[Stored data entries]
--- START ---

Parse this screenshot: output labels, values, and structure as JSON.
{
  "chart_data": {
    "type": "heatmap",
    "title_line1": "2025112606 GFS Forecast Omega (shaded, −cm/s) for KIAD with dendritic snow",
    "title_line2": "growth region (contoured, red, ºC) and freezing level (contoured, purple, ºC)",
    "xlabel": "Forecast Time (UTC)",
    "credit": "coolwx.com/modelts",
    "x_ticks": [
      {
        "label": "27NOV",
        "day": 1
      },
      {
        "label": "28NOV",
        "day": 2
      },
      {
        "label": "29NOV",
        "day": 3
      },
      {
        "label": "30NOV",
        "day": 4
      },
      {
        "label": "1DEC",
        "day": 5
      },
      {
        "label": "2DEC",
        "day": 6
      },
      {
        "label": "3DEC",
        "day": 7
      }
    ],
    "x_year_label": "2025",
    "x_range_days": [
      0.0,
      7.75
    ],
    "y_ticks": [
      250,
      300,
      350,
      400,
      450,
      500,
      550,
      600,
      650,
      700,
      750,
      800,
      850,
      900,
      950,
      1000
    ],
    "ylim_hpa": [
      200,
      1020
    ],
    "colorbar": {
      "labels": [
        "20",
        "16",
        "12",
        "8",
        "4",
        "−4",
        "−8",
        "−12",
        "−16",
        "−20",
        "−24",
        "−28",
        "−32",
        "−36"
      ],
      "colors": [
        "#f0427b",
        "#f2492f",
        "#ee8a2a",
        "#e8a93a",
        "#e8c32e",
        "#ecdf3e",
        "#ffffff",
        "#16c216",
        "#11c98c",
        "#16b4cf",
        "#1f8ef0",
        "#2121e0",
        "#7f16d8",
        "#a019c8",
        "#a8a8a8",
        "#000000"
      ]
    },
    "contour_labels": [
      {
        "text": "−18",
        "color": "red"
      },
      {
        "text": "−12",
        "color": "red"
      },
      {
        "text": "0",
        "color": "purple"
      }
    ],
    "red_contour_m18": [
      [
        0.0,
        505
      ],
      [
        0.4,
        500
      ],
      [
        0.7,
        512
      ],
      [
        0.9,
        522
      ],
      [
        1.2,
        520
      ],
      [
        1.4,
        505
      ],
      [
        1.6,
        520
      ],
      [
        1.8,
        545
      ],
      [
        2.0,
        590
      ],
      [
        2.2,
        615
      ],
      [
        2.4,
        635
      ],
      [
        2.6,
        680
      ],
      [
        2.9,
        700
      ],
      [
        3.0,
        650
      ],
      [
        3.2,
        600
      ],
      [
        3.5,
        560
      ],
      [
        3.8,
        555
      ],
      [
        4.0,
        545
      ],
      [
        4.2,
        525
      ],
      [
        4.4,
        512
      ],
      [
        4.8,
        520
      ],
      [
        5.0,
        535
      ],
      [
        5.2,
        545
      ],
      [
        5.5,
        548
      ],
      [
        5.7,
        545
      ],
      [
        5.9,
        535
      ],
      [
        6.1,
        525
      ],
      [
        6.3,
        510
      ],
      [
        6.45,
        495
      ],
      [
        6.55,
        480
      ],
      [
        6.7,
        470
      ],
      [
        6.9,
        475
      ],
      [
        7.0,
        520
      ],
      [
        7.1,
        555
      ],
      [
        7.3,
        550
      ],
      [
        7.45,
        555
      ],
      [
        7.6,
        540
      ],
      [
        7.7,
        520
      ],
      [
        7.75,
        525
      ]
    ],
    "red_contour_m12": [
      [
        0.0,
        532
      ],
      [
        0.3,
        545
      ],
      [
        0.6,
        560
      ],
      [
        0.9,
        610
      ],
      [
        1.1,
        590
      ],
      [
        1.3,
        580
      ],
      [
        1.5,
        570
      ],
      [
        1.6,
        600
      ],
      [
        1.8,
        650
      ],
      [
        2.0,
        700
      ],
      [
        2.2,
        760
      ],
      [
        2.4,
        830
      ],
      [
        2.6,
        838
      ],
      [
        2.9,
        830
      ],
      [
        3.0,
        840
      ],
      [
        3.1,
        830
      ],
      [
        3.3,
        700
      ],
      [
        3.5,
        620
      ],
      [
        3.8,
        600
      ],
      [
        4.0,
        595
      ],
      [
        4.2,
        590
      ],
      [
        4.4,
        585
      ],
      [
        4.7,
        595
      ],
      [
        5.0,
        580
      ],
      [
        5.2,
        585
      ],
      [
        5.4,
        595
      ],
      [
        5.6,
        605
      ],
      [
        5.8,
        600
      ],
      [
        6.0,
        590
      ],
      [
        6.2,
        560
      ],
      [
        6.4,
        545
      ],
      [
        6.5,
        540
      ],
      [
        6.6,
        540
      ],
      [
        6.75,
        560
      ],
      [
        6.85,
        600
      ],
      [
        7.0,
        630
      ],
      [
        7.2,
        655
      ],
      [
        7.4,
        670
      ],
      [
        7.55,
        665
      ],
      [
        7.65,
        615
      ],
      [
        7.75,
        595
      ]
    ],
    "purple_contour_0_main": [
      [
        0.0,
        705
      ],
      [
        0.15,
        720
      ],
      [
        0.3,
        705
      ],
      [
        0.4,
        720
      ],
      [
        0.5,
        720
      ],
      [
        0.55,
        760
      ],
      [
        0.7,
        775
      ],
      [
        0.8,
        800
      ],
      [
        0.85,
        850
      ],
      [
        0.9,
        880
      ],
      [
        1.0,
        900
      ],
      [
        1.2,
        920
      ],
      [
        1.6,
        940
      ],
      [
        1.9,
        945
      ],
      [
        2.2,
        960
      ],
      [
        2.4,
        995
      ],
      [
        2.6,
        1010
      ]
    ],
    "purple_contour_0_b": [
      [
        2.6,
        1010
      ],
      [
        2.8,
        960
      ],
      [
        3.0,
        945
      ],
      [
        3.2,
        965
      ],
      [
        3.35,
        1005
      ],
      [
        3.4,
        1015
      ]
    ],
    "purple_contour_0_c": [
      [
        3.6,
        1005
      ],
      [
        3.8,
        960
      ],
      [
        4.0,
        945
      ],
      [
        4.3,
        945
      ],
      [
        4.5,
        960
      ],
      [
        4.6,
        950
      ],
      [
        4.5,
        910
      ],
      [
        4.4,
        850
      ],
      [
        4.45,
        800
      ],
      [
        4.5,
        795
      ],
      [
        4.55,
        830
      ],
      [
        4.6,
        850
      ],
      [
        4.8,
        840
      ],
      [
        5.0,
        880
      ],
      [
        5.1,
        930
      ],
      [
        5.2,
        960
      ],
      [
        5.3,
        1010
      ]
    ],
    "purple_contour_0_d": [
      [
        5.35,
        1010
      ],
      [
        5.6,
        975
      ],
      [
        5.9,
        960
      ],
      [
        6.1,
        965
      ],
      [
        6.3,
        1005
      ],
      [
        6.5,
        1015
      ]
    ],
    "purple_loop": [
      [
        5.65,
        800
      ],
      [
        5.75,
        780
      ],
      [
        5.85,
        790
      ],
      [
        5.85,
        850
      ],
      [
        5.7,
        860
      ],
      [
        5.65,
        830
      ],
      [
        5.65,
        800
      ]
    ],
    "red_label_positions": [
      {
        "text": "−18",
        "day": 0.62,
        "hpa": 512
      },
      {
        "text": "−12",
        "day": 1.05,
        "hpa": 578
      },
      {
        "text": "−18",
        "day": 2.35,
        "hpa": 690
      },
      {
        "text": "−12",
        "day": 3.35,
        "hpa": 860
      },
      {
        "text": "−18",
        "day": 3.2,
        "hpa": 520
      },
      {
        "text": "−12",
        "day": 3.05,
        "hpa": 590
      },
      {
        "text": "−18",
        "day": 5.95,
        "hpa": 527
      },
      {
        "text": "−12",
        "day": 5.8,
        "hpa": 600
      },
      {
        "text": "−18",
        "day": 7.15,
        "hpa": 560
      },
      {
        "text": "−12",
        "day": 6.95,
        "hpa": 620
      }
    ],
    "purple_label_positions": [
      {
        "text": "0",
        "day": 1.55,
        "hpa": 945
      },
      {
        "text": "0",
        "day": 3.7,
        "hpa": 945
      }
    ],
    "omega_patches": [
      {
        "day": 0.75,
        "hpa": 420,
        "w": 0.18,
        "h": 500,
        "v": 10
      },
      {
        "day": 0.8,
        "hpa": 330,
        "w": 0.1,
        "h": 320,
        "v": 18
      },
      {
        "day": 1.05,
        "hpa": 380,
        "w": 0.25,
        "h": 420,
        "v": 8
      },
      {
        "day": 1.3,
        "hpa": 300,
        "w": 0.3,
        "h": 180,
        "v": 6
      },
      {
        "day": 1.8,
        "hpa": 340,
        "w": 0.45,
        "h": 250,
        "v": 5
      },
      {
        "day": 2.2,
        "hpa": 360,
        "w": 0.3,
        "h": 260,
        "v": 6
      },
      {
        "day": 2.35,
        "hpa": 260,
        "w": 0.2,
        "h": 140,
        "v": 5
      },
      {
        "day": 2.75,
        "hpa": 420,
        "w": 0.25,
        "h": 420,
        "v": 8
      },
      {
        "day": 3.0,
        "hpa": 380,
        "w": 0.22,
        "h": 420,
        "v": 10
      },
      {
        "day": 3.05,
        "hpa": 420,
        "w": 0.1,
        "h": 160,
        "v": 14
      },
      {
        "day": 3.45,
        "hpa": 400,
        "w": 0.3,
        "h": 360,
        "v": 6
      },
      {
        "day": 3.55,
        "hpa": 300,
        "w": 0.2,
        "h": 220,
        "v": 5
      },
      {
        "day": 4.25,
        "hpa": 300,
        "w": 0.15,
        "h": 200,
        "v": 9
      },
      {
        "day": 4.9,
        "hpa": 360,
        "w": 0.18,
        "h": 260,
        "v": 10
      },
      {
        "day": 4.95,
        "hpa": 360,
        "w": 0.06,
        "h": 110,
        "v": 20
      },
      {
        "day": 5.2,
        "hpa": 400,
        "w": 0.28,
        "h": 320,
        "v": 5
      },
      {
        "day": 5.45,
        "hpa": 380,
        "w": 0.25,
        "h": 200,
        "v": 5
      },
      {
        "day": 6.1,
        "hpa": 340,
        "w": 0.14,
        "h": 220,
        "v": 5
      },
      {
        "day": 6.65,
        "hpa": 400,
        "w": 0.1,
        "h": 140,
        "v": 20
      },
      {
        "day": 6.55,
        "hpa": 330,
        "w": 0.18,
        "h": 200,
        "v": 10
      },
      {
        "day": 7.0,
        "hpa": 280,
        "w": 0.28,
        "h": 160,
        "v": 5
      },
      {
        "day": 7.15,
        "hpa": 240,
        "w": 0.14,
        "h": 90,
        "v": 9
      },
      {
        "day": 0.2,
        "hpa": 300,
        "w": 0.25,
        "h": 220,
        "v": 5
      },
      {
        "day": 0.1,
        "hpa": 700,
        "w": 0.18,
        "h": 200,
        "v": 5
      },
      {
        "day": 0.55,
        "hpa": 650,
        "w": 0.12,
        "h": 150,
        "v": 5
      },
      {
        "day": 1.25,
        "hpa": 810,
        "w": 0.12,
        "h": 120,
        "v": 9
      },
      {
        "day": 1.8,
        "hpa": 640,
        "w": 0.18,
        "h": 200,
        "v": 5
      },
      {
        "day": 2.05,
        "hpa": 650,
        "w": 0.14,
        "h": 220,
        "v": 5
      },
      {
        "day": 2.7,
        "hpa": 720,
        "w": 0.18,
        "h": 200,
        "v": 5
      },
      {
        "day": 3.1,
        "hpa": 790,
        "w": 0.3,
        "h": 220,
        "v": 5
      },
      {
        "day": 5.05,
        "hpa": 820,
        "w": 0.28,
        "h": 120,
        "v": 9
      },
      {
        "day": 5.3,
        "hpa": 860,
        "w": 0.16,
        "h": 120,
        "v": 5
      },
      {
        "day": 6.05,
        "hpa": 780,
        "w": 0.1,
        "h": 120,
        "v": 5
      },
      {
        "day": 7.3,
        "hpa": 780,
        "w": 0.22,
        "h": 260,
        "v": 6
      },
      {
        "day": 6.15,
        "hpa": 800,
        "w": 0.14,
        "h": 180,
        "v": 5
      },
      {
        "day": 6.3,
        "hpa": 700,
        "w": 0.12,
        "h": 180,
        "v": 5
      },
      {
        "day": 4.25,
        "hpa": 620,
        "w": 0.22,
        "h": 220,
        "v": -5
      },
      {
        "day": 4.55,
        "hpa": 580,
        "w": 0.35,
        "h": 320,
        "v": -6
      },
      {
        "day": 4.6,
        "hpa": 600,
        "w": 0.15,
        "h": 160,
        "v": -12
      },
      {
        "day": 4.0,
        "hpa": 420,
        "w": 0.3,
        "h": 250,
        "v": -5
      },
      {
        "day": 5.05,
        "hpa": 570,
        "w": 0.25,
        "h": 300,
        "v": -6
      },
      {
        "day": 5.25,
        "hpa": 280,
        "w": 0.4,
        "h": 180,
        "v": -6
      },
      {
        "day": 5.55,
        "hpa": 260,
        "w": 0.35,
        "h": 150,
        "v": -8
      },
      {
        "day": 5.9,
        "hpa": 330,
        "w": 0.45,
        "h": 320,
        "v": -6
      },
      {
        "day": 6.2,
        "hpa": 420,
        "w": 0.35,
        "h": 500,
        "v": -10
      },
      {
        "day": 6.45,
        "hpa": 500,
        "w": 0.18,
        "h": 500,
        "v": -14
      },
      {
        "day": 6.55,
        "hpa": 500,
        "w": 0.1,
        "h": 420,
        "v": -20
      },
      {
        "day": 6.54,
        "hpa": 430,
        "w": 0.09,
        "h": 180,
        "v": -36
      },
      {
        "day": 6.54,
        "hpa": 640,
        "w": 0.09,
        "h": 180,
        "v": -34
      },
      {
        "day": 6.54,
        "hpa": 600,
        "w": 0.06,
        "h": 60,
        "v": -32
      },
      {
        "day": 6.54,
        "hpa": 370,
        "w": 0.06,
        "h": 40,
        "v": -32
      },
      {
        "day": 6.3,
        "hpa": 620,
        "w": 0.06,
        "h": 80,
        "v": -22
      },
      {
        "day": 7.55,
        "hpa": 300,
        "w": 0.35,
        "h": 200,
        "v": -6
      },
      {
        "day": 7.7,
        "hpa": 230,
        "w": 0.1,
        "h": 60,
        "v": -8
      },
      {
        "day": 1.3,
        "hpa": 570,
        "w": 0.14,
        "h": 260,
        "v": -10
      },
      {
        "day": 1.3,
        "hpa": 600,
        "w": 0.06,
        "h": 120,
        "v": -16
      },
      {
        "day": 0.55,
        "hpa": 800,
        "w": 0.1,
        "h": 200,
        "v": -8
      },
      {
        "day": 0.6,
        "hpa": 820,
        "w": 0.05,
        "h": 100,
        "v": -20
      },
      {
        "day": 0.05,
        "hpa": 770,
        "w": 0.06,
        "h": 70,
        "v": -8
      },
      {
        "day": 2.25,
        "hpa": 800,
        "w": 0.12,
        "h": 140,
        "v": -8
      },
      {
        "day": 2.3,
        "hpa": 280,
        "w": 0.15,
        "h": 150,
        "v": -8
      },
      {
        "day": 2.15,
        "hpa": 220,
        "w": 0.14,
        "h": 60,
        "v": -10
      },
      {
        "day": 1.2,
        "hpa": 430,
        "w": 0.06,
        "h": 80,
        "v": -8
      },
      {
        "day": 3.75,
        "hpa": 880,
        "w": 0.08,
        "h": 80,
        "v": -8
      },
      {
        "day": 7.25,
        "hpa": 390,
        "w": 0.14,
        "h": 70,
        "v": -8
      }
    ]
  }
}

--- END ---

Find the lines with the string "Forecast" and reproduce them.

WRITTEN RESPONSE:
    "title_line1": "2025112606 GFS Forecast Omega (shaded, −cm/s) for KIAD with dendritic snow",
    "xlabel": "Forecast Time (UTC)",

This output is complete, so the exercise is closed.